▶ [Requirements] The data below is to be returned in full and exactly.

▶ [Data lines]
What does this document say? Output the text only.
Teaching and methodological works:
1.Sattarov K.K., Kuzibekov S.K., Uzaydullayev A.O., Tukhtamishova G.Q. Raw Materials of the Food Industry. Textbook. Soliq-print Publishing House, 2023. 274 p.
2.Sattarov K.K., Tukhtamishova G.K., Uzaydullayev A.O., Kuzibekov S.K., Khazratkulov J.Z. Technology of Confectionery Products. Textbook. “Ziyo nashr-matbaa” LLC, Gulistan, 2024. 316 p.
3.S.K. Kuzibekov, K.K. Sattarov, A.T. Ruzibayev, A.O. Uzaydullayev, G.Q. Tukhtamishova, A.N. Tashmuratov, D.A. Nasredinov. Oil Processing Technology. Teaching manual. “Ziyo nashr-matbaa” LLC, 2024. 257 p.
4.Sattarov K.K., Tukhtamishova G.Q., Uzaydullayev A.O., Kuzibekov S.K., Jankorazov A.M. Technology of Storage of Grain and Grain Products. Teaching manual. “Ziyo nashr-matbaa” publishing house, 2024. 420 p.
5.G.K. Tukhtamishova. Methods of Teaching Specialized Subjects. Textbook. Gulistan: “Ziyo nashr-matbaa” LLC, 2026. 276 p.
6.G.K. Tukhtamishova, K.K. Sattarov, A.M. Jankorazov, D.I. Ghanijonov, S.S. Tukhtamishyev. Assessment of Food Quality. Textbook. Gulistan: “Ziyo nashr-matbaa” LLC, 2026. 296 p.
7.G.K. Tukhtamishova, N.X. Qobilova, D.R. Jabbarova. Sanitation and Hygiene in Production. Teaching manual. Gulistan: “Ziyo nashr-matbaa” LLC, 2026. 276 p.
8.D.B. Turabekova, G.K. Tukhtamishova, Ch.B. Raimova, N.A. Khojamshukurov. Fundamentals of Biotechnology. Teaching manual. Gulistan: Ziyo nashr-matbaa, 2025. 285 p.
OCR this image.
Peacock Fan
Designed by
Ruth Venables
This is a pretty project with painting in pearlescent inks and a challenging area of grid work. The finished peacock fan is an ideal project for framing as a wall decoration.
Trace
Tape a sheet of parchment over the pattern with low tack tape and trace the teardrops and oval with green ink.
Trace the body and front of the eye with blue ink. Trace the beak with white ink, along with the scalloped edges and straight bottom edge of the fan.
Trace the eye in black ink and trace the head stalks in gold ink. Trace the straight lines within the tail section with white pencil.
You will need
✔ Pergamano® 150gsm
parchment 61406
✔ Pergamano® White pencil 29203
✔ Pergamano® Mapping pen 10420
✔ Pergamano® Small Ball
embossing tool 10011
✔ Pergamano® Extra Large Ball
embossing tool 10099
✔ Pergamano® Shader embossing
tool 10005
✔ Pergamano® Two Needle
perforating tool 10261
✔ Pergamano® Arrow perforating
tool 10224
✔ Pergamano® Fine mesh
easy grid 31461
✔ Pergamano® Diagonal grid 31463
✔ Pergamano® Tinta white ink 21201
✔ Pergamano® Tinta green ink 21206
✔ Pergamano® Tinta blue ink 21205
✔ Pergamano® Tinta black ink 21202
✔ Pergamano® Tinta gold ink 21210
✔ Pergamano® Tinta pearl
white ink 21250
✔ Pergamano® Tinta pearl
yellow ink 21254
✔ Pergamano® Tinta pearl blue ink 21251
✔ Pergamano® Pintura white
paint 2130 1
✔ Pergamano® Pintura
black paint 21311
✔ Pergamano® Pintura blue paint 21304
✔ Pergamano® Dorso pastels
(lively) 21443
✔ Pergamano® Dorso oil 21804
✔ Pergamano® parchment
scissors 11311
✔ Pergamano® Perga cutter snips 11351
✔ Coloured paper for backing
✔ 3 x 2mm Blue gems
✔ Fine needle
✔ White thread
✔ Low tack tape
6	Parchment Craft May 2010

▶ [Exercise output]
What does this document say? Output the text only.
Teaching and methodological works:
1.Sattarov K.K., Kuzibekov S.K., Uzaydullayev A.O., Tukhtamishova G.Q. Raw Materials of the Food Industry. Textbook. Soliq-print Publishing House, 2023. 274 p.
2.Sattarov K.K., Tukhtamishova G.K., Uzaydullayev A.O., Kuzibekov S.K., Khazratkulov J.Z. Technology of Confectionery Products. Textbook. “Ziyo nashr-matbaa” LLC, Gulistan, 2024. 316 p.
3.S.K. Kuzibekov, K.K. Sattarov, A.T. Ruzibayev, A.O. Uzaydullayev, G.Q. Tukhtamishova, A.N. Tashmuratov, D.A. Nasredinov. Oil Processing Technology. Teaching manual. “Ziyo nashr-matbaa” LLC, 2024. 257 p.
4.Sattarov K.K., Tukhtamishova G.Q., Uzaydullayev A.O., Kuzibekov S.K., Jankorazov A.M. Technology of Storage of Grain and Grain Products. Teaching manual. “Ziyo nashr-matbaa” publishing house, 2024. 420 p.
5.G.K. Tukhtamishova. Methods of Teaching Specialized Subjects. Textbook. Gulistan: “Ziyo nashr-matbaa” LLC, 2026. 276 p.
6.G.K. Tukhtamishova, K.K. Sattarov, A.M. Jankorazov, D.I. Ghanijonov, S.S. Tukhtamishyev. Assessment of Food Quality. Textbook. Gulistan: “Ziyo nashr-matbaa” LLC, 2026. 296 p.
7.G.K. Tukhtamishova, N.X. Qobilova, D.R. Jabbarova. Sanitation and Hygiene in Production. Teaching manual. Gulistan: “Ziyo nashr-matbaa” LLC, 2026. 276 p.
8.D.B. Turabekova, G.K. Tukhtamishova, Ch.B. Raimova, N.A. Khojamshukurov. Fundamentals of Biotechnology. Teaching manual. Gulistan: Ziyo nashr-matbaa, 2025. 285 p.
OCR this image.
Peacock Fan
Designed by
Ruth Venables
This is a pretty project with painting in pearlescent inks and a challenging area of grid work. The finished peacock fan is an ideal project for framing as a wall decoration.
Trace
Tape a sheet of parchment over the pattern with low tack tape and trace the teardrops and oval with green ink.
Trace the body and front of the eye with blue ink. Trace the beak with white ink, along with the scalloped edges and straight bottom edge of the fan.
Trace the eye in black ink and trace the head stalks in gold ink. Trace the straight lines within the tail section with white pencil.
You will need
✔ Pergamano® 150gsm
parchment 61406
✔ Pergamano® White pencil 29203
✔ Pergamano® Mapping pen 10420
✔ Pergamano® Small Ball
embossing tool 10011
✔ Pergamano® Extra Large Ball
embossing tool 10099
✔ Pergamano® Shader embossing
tool 10005
✔ Pergamano® Two Needle
perforating tool 10261
✔ Pergamano® Arrow perforating
tool 10224
✔ Pergamano® Fine mesh
easy grid 31461
✔ Pergamano® Diagonal grid 31463
✔ Pergamano® Tinta white ink 21201
✔ Pergamano® Tinta green ink 21206
✔ Pergamano® Tinta blue ink 21205
✔ Pergamano® Tinta black ink 21202
✔ Pergamano® Tinta gold ink 21210
✔ Pergamano® Tinta pearl
white ink 21250
✔ Pergamano® Tinta pearl
yellow ink 21254
✔ Pergamano® Tinta pearl blue ink 21251
✔ Pergamano® Pintura white
paint 2130 1
✔ Pergamano® Pintura
black paint 21311
✔ Pergamano® Pintura blue paint 21304
✔ Pergamano® Dorso pastels
(lively) 21443
✔ Pergamano® Dorso oil 21804
✔ Pergamano® parchment
scissors 11311
✔ Pergamano® Perga cutter snips 11351
✔ Coloured paper for backing
✔ 3 x 2mm Blue gems
✔ Fine needle
✔ White thread
✔ Low tack tape
6	Parchment Craft May 2010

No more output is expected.